>> BEGIN

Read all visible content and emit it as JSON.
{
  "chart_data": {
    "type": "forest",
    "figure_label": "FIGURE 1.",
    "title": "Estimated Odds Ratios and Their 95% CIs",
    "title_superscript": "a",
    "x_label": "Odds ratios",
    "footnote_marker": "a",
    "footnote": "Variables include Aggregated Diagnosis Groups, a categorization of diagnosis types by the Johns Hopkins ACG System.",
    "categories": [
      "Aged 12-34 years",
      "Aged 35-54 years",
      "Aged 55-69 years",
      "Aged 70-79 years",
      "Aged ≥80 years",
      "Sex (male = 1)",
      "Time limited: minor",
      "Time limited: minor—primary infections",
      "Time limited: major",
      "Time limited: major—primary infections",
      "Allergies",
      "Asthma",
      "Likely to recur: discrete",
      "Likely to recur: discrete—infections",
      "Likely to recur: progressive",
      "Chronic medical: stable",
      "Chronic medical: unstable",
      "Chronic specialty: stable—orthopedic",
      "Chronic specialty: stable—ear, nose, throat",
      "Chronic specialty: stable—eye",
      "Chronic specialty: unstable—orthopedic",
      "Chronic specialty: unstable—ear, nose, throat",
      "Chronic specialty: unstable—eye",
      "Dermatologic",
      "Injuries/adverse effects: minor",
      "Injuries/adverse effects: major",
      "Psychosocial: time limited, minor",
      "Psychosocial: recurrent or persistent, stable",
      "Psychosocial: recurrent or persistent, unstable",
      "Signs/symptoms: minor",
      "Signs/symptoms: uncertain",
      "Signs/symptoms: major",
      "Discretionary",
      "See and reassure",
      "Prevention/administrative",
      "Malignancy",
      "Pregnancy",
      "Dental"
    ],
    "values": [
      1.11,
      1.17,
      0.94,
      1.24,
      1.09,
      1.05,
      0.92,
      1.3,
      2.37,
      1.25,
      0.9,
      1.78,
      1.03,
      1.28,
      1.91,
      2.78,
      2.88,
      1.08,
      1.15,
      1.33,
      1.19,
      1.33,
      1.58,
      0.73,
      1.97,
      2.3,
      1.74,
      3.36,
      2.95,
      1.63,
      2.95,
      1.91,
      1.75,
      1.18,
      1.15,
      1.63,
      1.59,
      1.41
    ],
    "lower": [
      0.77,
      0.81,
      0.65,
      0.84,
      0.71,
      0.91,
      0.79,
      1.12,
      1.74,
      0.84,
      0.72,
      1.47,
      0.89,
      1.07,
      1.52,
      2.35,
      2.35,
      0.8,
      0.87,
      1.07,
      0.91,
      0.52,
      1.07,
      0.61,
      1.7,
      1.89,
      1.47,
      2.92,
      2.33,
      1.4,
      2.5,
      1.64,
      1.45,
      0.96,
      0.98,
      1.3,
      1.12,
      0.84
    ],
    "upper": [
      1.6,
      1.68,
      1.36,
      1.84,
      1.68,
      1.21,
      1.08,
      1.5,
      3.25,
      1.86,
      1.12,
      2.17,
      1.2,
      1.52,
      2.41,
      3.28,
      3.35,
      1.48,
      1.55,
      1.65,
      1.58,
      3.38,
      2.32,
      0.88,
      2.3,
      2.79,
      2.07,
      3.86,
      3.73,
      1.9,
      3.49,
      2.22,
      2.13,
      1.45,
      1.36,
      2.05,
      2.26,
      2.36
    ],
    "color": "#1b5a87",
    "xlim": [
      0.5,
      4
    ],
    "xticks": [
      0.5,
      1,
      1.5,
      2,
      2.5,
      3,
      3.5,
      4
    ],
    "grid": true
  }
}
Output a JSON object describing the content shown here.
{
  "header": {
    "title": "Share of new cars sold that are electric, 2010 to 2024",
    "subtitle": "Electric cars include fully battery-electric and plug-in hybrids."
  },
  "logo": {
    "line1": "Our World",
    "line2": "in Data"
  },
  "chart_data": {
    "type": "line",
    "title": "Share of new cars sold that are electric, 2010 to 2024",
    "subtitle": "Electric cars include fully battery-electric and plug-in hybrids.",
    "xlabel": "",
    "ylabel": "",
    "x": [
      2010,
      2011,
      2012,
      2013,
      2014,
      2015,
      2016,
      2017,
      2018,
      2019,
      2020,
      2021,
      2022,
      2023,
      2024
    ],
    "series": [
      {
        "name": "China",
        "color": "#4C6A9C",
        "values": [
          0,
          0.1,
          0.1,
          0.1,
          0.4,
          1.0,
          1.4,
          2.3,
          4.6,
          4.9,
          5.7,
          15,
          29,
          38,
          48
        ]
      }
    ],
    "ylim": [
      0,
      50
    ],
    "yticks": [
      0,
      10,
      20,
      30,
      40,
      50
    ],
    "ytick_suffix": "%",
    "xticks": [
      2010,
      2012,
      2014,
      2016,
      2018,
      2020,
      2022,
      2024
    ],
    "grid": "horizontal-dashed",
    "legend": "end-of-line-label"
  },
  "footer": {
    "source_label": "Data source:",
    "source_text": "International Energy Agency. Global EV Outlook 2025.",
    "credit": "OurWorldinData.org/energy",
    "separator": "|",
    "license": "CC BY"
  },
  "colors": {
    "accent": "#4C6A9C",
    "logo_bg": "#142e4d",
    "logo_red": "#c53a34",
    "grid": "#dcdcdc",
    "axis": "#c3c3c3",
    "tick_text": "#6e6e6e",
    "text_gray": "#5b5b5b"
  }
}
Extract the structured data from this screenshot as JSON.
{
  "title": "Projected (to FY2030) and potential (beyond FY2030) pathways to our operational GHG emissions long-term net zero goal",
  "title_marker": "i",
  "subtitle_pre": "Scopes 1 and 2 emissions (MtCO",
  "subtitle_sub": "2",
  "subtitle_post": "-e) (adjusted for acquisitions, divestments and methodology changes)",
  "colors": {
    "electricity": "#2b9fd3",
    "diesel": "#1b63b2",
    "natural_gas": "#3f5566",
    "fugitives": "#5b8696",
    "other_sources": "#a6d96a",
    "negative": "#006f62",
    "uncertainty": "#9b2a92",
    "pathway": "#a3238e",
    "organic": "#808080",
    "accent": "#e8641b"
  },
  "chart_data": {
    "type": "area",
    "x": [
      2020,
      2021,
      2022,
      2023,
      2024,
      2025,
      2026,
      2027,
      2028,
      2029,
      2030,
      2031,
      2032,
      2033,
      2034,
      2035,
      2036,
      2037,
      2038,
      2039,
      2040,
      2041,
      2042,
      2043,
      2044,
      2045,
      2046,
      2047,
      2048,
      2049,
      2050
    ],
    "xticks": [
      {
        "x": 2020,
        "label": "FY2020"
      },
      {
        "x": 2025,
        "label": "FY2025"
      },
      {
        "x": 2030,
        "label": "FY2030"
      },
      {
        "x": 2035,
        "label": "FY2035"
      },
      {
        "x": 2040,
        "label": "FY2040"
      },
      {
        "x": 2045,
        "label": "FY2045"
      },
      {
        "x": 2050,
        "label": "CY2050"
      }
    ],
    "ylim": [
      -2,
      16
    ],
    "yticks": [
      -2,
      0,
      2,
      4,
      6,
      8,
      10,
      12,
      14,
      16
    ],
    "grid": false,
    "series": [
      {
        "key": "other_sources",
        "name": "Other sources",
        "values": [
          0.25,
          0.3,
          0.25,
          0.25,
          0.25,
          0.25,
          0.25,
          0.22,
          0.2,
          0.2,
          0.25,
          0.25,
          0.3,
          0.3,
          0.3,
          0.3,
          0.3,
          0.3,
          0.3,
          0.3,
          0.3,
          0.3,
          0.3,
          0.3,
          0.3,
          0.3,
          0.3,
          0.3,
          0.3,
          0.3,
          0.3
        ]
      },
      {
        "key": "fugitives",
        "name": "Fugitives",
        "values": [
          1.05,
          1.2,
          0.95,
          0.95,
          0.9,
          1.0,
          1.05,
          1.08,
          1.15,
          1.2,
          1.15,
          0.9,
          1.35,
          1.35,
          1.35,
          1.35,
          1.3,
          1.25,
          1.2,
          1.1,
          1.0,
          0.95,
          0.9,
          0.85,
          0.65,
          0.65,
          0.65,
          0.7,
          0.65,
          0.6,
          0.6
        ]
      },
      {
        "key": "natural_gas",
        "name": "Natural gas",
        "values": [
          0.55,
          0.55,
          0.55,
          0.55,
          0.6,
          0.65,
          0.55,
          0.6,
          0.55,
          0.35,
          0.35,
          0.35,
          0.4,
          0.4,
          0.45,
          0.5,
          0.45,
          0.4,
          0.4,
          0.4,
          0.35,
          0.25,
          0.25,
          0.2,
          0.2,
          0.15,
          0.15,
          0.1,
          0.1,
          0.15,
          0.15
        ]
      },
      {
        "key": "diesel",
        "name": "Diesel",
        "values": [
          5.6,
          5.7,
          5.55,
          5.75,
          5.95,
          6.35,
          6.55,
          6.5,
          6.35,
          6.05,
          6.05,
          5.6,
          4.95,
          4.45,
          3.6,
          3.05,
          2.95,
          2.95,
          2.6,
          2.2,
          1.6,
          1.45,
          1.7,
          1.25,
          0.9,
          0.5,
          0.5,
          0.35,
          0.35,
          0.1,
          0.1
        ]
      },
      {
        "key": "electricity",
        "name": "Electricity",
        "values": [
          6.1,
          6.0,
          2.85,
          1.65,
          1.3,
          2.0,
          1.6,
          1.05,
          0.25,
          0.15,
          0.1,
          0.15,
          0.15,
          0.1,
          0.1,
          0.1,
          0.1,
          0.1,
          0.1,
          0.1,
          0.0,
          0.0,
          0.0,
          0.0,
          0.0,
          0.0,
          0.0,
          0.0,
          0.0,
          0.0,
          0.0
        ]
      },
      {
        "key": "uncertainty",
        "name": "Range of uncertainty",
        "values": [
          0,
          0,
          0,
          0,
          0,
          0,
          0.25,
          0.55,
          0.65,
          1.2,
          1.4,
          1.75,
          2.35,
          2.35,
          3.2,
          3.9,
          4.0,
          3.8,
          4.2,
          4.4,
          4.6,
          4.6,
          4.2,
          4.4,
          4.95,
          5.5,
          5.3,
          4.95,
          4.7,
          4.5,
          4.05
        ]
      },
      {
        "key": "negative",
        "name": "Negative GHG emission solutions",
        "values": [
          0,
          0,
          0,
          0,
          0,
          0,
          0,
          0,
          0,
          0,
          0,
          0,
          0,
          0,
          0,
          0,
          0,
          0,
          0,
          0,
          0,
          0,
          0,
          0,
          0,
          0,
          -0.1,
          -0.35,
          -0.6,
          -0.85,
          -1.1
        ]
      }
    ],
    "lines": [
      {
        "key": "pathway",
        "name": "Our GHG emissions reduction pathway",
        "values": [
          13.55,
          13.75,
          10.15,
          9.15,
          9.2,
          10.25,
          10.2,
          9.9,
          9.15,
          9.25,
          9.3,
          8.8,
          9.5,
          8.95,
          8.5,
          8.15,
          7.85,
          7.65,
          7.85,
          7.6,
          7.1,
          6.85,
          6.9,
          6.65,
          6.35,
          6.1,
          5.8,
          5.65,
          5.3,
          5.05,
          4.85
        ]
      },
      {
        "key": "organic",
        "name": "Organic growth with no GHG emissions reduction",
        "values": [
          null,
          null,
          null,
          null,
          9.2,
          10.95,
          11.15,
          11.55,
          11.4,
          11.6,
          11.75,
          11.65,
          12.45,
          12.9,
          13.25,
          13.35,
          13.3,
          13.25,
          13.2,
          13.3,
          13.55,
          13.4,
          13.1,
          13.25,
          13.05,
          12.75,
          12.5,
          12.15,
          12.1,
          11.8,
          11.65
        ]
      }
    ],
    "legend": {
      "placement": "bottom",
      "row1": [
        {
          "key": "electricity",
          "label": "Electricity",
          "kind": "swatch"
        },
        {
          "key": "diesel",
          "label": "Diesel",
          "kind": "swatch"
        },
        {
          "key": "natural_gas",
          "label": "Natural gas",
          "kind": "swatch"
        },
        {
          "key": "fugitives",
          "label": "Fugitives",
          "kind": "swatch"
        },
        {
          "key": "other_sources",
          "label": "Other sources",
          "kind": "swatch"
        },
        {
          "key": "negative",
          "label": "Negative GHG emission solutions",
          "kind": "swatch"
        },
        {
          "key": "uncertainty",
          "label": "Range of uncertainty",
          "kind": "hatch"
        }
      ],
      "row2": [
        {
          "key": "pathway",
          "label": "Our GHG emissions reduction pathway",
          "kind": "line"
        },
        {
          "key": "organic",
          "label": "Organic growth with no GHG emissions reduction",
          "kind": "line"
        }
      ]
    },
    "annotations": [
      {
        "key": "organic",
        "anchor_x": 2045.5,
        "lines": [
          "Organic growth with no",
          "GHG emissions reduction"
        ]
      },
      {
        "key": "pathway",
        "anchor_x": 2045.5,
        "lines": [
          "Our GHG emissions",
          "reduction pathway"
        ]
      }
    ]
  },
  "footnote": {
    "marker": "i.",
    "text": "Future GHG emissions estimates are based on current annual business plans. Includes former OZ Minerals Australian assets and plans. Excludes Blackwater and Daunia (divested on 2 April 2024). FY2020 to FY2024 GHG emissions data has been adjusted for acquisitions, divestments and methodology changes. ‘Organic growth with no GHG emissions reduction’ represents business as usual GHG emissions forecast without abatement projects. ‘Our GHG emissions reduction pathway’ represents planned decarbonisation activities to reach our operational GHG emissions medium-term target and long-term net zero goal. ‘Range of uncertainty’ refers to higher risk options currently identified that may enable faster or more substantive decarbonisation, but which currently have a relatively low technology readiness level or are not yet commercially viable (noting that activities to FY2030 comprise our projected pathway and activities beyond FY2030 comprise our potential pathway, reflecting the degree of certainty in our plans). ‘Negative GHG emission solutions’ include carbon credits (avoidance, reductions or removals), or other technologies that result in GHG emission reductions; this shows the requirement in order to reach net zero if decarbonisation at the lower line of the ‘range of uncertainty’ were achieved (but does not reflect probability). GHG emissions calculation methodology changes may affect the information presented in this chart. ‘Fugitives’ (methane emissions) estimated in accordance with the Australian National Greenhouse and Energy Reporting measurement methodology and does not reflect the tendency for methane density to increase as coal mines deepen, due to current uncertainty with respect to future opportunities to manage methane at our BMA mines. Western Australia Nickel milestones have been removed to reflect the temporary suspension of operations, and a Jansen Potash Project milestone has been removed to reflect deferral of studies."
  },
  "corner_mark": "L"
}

>> END

Gather from the entries above all lines that include the string "hybrids".

    "subtitle": "Electric cars include fully battery-electric and plug-in hybrids."
    "subtitle": "Electric cars include fully battery-electric and plug-in hybrids.",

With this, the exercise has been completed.